Your instructions: What follows is a block of records; reproduce all of it verbatim.

Data to process:
□ □ □ □

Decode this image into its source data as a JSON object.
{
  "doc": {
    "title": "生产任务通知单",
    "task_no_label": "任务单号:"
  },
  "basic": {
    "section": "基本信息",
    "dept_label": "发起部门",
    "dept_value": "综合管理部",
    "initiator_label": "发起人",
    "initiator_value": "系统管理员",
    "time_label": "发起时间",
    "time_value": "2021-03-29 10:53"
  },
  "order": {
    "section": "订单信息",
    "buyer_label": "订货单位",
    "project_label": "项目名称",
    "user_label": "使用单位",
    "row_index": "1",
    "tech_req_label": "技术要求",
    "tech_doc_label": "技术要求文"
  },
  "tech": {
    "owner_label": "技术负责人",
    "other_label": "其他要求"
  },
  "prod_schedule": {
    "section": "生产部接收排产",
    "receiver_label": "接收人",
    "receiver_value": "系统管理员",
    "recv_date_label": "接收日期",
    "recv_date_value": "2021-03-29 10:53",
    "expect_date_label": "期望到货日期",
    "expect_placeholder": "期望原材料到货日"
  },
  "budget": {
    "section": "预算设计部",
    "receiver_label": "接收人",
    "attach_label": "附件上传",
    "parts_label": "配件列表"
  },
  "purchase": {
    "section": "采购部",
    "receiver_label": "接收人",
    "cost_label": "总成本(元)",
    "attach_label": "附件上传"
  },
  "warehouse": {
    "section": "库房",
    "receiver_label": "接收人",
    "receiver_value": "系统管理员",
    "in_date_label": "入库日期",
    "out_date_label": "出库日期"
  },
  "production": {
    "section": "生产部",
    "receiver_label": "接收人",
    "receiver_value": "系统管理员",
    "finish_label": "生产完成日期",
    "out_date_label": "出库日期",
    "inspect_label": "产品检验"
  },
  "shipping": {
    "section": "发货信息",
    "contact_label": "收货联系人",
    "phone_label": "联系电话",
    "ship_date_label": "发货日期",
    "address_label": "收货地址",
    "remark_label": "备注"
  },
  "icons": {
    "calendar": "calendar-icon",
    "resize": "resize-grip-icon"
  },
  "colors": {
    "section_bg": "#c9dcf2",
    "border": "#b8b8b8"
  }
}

□ □ □ □

Reply:
Decode this image into its source data as a JSON object.
{
  "doc": {
    "title": "生产任务通知单",
    "task_no_label": "任务单号:"
  },
  "basic": {
    "section": "基本信息",
    "dept_label": "发起部门",
    "dept_value": "综合管理部",
    "initiator_label": "发起人",
    "initiator_value": "系统管理员",
    "time_label": "发起时间",
    "time_value": "2021-03-29 10:53"
  },
  "order": {
    "section": "订单信息",
    "buyer_label": "订货单位",
    "project_label": "项目名称",
    "user_label": "使用单位",
    "row_index": "1",
    "tech_req_label": "技术要求",
    "tech_doc_label": "技术要求文"
  },
  "tech": {
    "owner_label": "技术负责人",
    "other_label": "其他要求"
  },
  "prod_schedule": {
    "section": "生产部接收排产",
    "receiver_label": "接收人",
    "receiver_value": "系统管理员",
    "recv_date_label": "接收日期",
    "recv_date_value": "2021-03-29 10:53",
    "expect_date_label": "期望到货日期",
    "expect_placeholder": "期望原材料到货日"
  },
  "budget": {
    "section": "预算设计部",
    "receiver_label": "接收人",
    "attach_label": "附件上传",
    "parts_label": "配件列表"
  },
  "purchase": {
    "section": "采购部",
    "receiver_label": "接收人",
    "cost_label": "总成本(元)",
    "attach_label": "附件上传"
  },
  "warehouse": {
    "section": "库房",
    "receiver_label": "接收人",
    "receiver_value": "系统管理员",
    "in_date_label": "入库日期",
    "out_date_label": "出库日期"
  },
  "production": {
    "section": "生产部",
    "receiver_label": "接收人",
    "receiver_value": "系统管理员",
    "finish_label": "生产完成日期",
    "out_date_label": "出库日期",
    "inspect_label": "产品检验"
  },
  "shipping": {
    "section": "发货信息",
    "contact_label": "收货联系人",
    "phone_label": "联系电话",
    "ship_date_label": "发货日期",
    "address_label": "收货地址",
    "remark_label": "备注"
  },
  "icons": {
    "calendar": "calendar-icon",
    "resize": "resize-grip-icon"
  },
  "colors": {
    "section_bg": "#c9dcf2",
    "border": "#b8b8b8"
  }
}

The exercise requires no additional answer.